## Aim of the exercise
Find the string "Force" in the data, then copy every line where it is found.

Rows from a dataset:
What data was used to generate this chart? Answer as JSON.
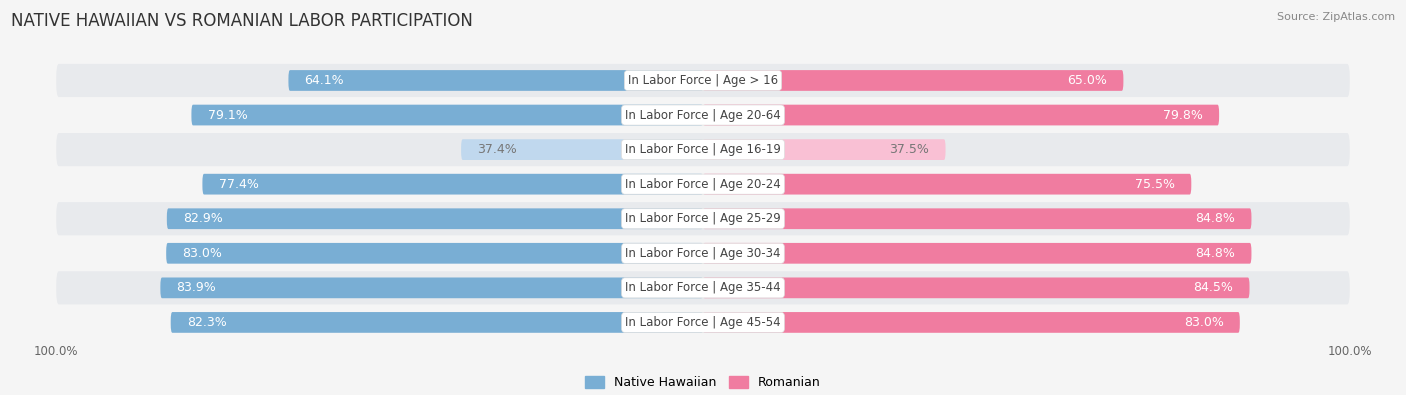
{
  "title": "NATIVE HAWAIIAN VS ROMANIAN LABOR PARTICIPATION",
  "source": "Source: ZipAtlas.com",
  "categories": [
    "In Labor Force | Age > 16",
    "In Labor Force | Age 20-64",
    "In Labor Force | Age 16-19",
    "In Labor Force | Age 20-24",
    "In Labor Force | Age 25-29",
    "In Labor Force | Age 30-34",
    "In Labor Force | Age 35-44",
    "In Labor Force | Age 45-54"
  ],
  "native_hawaiian": [
    64.1,
    79.1,
    37.4,
    77.4,
    82.9,
    83.0,
    83.9,
    82.3
  ],
  "romanian": [
    65.0,
    79.8,
    37.5,
    75.5,
    84.8,
    84.8,
    84.5,
    83.0
  ],
  "native_hawaiian_color": "#79aed4",
  "native_hawaiian_light_color": "#c0d8ee",
  "romanian_color": "#f07ca0",
  "romanian_light_color": "#f9c0d4",
  "row_bg_color": "#e8eaed",
  "row_bg_color_alt": "#f5f5f5",
  "bg_color": "#f5f5f5",
  "label_color_white": "#ffffff",
  "label_color_dark": "#777777",
  "max_value": 100.0,
  "bar_height": 0.6,
  "title_fontsize": 12,
  "label_fontsize": 9,
  "category_fontsize": 8.5
}
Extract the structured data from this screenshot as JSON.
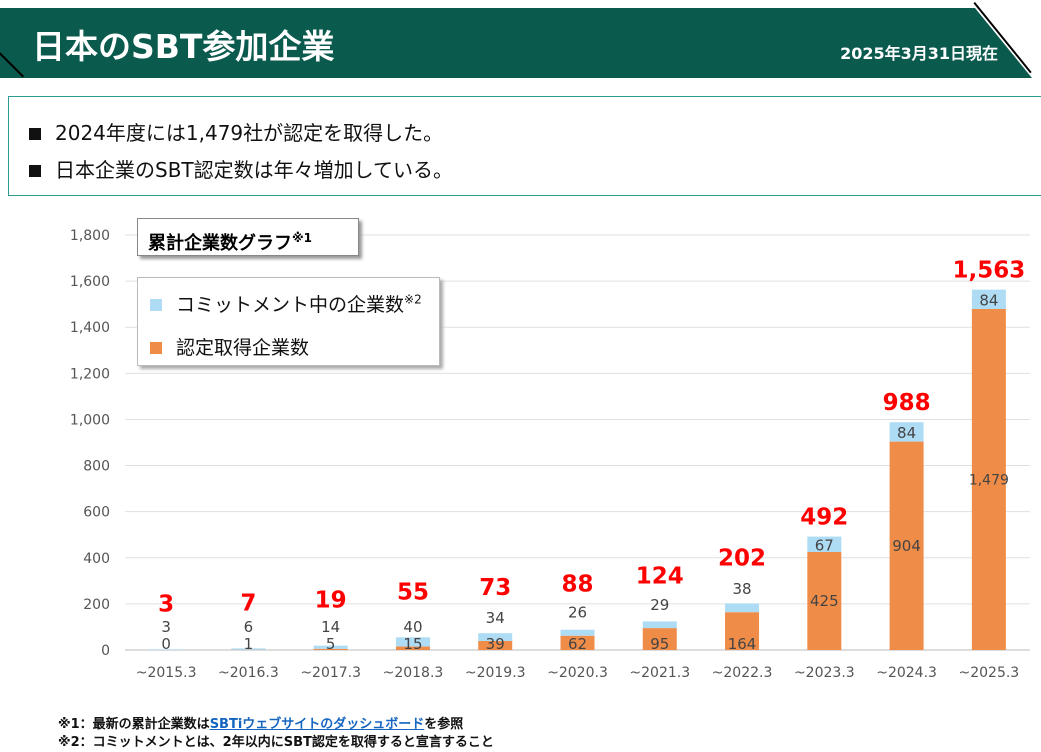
{
  "header": {
    "title": "日本のSBT参加企業",
    "date": "2025年3月31日現在"
  },
  "summary": [
    "2024年度には1,479社が認定を取得した。",
    "日本企業のSBT認定数は年々増加している。"
  ],
  "chart_box_title": "累計企業数グラフ",
  "chart_box_title_note": "※1",
  "colors": {
    "header": "#0b5a4e",
    "commit": "#aedcf5",
    "certified": "#ef8c48",
    "total_label": "#ff0000"
  },
  "chart_data": {
    "type": "bar",
    "stacked": true,
    "categories": [
      "~2015.3",
      "~2016.3",
      "~2017.3",
      "~2018.3",
      "~2019.3",
      "~2020.3",
      "~2021.3",
      "~2022.3",
      "~2023.3",
      "~2024.3",
      "~2025.3"
    ],
    "series": [
      {
        "name": "認定取得企業数",
        "values": [
          0,
          1,
          5,
          15,
          39,
          62,
          95,
          164,
          425,
          904,
          1479
        ]
      },
      {
        "name": "コミットメント中の企業数",
        "name_note": "※2",
        "values": [
          3,
          6,
          14,
          40,
          34,
          26,
          29,
          38,
          67,
          84,
          84
        ]
      }
    ],
    "totals": [
      "3",
      "7",
      "19",
      "55",
      "73",
      "88",
      "124",
      "202",
      "492",
      "988",
      "1,563"
    ],
    "certified_labels": [
      "0",
      "1",
      "5",
      "15",
      "39",
      "62",
      "95",
      "164",
      "425",
      "904",
      "1,479"
    ],
    "yticks": [
      "0",
      "200",
      "400",
      "600",
      "800",
      "1,000",
      "1,200",
      "1,400",
      "1,600",
      "1,800"
    ],
    "ylim": [
      0,
      1800
    ],
    "grid": true,
    "legend": "top-left"
  },
  "notes": {
    "n1_prefix": "※1：最新の累計企業数は",
    "n1_link": "SBTiウェブサイトのダッシュボード",
    "n1_suffix": "を参照",
    "n2": "※2：コミットメントとは、2年以内にSBT認定を取得すると宣言すること"
  }
}
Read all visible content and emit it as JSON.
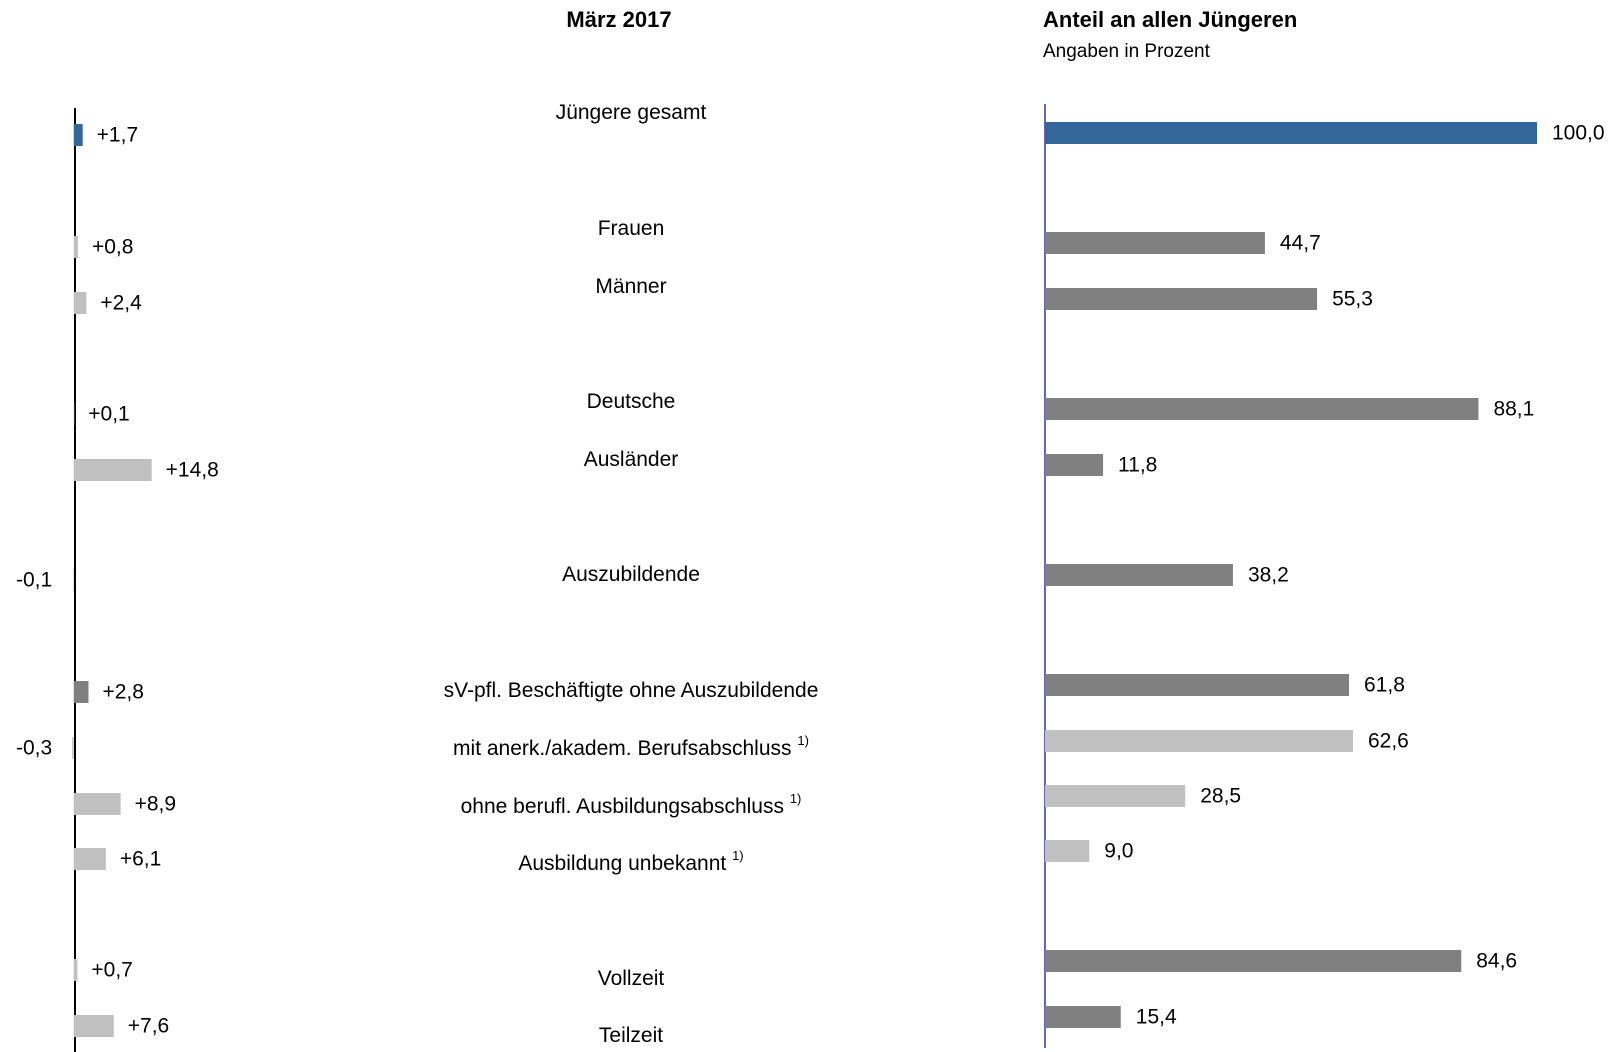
{
  "chart_data": [
    {
      "type": "bar",
      "orientation": "horizontal",
      "title": "März 2017",
      "categories": [
        "Jüngere gesamt",
        "Frauen",
        "Männer",
        "Deutsche",
        "Ausländer",
        "Auszubildende",
        "sV-pfl. Beschäftigte  ohne Auszubildende",
        "mit anerk./akadem. Berufsabschluss",
        "ohne  berufl. Ausbildungsabschluss",
        "Ausbildung unbekannt",
        "Vollzeit",
        "Teilzeit"
      ],
      "category_notes": [
        null,
        null,
        null,
        null,
        null,
        null,
        null,
        "1)",
        "1)",
        "1)",
        null,
        null
      ],
      "values": [
        1.7,
        0.8,
        2.4,
        0.1,
        14.8,
        -0.1,
        2.8,
        -0.3,
        8.9,
        6.1,
        0.7,
        7.6
      ],
      "value_labels": [
        "+1,7",
        "+0,8",
        "+2,4",
        "+0,1",
        "+14,8",
        "-0,1",
        "+2,8",
        "-0,3",
        "+8,9",
        "+6,1",
        "+0,7",
        "+7,6"
      ],
      "colors": [
        "#336699",
        "#c0c0c0",
        "#c0c0c0",
        "#c0c0c0",
        "#c0c0c0",
        "#c0c0c0",
        "#808080",
        "#c0c0c0",
        "#c0c0c0",
        "#c0c0c0",
        "#c0c0c0",
        "#c0c0c0"
      ],
      "xlim": [
        -14,
        16
      ]
    },
    {
      "type": "bar",
      "orientation": "horizontal",
      "title": "Anteil an allen Jüngeren",
      "subtitle": "Angaben in Prozent",
      "values": [
        100.0,
        44.7,
        55.3,
        88.1,
        11.8,
        38.2,
        61.8,
        62.6,
        28.5,
        9.0,
        84.6,
        15.4
      ],
      "value_labels": [
        "100,0",
        "44,7",
        "55,3",
        "88,1",
        "11,8",
        "38,2",
        "61,8",
        "62,6",
        "28,5",
        "9,0",
        "84,6",
        "15,4"
      ],
      "colors": [
        "#336699",
        "#808080",
        "#808080",
        "#808080",
        "#808080",
        "#808080",
        "#808080",
        "#c0c0c0",
        "#c0c0c0",
        "#c0c0c0",
        "#808080",
        "#808080"
      ],
      "xlim": [
        0,
        100
      ]
    }
  ]
}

## Task response
    "In Labor Force | Age > 16",
    "In Labor Force | Age 20-64",
    "In Labor Force | Age 16-19",
    "In Labor Force | Age 20-24",
    "In Labor Force | Age 25-29",
    "In Labor Force | Age 30-34",
    "In Labor Force | Age 35-44",
    "In Labor Force | Age 45-54"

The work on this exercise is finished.